Tarefas a realizar =>
a - Transcreva, do texto sobre as escolas internacionais em Moçambique, o trecho que vai de "O Ministério da" até "urbanos do país.".
b - Com base no texto sobre as escolas internacionais em Moçambique, explique em uma a três frases por que motivo foi emitido o novo despacho.
c - Traduza para inglês esta frase do texto sobre as escolas internacionais em Moçambique: «“Em caso de inobservância, há sanções previstas neste diploma ministerial”, adverte o documento, sem especificar, contudo, a natureza das penalizações.»

O Ministério da Educação e Cultura de Moçambique tornou obrigatória o ensino das disciplinas de Língua Portuguesa, História e Geografia de Moçambique em todas as escolas internacionais e privadas que adoptam currículos estrangeiros no país, numa medida que visa reforçar o sentido de cidadania e promover os valores nacionais junto de estudantes moçambicanos e estrangeiros.
A decisão consta de um despacho consultado pela FORBES ÁFRICA LUSÓFONA, assinado pela ministra da Educação e Cultura, Samaria Tovela, que entrou imediatamente em vigor e surge numa altura em que o número de escolas internacionais tem vindo a crescer de forma significativa, sobretudo nos principais centros urbanos do país.
“É obrigatório que, a partir de agora, todas as escolas internacionais e privadas que implementam currículos estrangeiros em Moçambique passem a leccionar as disciplinas de Língua Portuguesa, História e Geografia de Moçambique”, refere o documento.
Segundo o despacho, o Governo considera que a expansão destas instituições de ensino, impulsionada pelo aumento da presença de famílias expatriadas e pela procura de modelos educativos internacionais, tornou necessária uma intervenção regulatória mais rigorosa para assegurar a preservação da identidade cultural e linguística do país.
A ministra defende que a medida pretende fortalecer o sentido de pertença nacional, bem como promover o conhecimento da realidade histórica, cultural e geográfica de Moçambique entre todos os alunos matriculados nestas instituições, independentemente da sua nacionalidade.
“O despacho vem clarificar a necessidade dessas instituições passarem a leccionar essas disciplinas. No caso do ensino de História, por exemplo, precisamos que os alunos moçambicanos dessas instituições e os seus colegas estrangeiros conheçam o país onde estão a estudar. A mesma necessidade se aplica à Geografia”, explica o documento.
O Ministério alerta ainda que várias escolas internacionais e privadas estariam a violar o diploma ministerial n.º 119, ao não integrarem adequadamente conteúdos nacionais nos seus currículos, razão pela qual foi emitido o novo despacho.
“Em caso de inobservância, há sanções previstas neste diploma ministerial”, adverte o documento, sem especificar, contudo, a natureza das penalizações.
Nos últimos anos, Moçambique assistiu a uma expansão considerável da oferta de ensino internacional, impulsionada pelo crescimento económico registado em determinados sectores e pela presença de comunidades estrangeiras ligadas, sobretudo, à indústria extractiva, energia e cooperação internacional.
Entre as principais instituições internacionais presentes no país destacam-se escolas com sistemas de ensino português, escandinavo, italiano, americano, francês e sul-africano, além de várias escolas privadas que seguem o currículo britânico.

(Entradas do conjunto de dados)
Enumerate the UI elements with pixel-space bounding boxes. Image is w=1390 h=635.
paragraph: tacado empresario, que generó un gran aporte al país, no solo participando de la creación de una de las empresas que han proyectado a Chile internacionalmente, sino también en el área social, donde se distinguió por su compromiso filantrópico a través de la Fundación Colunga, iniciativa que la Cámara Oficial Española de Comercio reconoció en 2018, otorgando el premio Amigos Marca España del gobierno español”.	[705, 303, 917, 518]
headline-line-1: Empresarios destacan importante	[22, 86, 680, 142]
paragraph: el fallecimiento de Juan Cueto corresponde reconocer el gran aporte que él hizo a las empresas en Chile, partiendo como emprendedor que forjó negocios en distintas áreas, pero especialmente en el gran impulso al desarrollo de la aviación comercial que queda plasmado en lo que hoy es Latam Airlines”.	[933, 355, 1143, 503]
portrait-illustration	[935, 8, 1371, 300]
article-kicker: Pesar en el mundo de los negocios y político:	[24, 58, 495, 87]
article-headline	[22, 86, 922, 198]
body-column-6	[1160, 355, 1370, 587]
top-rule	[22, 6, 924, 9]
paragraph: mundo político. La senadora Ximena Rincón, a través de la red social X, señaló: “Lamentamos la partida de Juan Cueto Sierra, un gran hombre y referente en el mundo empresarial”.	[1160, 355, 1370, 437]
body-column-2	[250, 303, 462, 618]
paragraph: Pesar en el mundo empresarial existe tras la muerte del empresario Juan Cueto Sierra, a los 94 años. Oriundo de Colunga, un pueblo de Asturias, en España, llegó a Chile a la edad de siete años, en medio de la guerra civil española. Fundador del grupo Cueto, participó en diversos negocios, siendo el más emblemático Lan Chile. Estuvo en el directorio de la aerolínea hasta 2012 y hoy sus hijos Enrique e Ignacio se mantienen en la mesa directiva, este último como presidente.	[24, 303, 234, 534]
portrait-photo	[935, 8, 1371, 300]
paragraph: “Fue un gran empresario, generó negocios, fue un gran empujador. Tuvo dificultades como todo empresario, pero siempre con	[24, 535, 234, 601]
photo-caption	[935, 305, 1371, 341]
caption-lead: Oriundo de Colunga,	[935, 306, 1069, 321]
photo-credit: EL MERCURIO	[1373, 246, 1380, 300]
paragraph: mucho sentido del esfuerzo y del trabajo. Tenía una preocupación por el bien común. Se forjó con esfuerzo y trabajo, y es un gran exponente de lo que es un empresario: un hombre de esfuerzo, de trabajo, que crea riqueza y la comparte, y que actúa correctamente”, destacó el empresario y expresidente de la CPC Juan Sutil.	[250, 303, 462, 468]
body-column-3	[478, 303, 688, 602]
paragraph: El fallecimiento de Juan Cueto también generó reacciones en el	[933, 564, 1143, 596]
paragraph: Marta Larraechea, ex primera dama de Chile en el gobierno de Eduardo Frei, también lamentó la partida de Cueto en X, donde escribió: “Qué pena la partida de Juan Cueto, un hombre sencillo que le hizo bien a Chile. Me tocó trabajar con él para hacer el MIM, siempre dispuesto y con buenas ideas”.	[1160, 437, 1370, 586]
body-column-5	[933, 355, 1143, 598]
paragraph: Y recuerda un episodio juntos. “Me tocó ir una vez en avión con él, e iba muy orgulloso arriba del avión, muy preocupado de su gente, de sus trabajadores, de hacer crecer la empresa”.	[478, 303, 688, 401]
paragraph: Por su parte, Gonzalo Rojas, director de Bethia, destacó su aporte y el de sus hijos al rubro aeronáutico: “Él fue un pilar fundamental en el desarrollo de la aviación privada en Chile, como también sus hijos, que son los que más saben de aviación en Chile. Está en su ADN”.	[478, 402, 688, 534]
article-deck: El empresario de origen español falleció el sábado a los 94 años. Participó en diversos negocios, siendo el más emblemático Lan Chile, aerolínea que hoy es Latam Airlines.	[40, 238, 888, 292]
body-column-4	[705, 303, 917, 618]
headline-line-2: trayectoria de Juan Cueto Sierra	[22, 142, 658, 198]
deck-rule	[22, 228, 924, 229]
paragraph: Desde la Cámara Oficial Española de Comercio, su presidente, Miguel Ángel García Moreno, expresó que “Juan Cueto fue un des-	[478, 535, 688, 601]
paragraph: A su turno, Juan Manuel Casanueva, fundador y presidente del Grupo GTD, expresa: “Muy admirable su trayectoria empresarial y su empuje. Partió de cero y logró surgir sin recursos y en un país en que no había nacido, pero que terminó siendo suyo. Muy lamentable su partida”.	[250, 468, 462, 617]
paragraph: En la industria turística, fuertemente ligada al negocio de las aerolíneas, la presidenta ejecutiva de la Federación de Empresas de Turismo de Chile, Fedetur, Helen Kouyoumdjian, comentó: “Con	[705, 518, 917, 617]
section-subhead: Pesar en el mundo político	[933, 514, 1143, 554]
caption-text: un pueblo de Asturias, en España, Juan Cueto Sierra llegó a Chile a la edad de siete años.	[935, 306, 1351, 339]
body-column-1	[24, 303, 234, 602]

Resultados das tarefas =>
a -
O Ministério da Educação e Cultura de Moçambique tornou obrigatória o ensino das disciplinas de Língua Portuguesa, História e Geografia de Moçambique em todas as escolas internacionais e privadas que adoptam currículos estrangeiros no país, numa medida que visa reforçar o sentido de cidadania e promover os valores nacionais junto de estudantes moçambicanos e estrangeiros.
A decisão consta de um despacho consultado pela FORBES ÁFRICA LUSÓFONA, assinado pela ministra da Educação e Cultura, Samaria Tovela, que entrou imediatamente em vigor e surge numa altura em que o número de escolas internacionais tem vindo a crescer de forma significativa, sobretudo nos principais centros urbanos do país.

b - O novo despacho foi emitido porque, segundo o Ministério, várias escolas internacionais e privadas estariam a violar o diploma ministerial n.º 119. Essas escolas não integravam adequadamente conteúdos nacionais nos seus currículos.

c - “In case of non-compliance, there are sanctions provided for in this ministerial decree,” the document warns, without, however, specifying the nature of the penalties.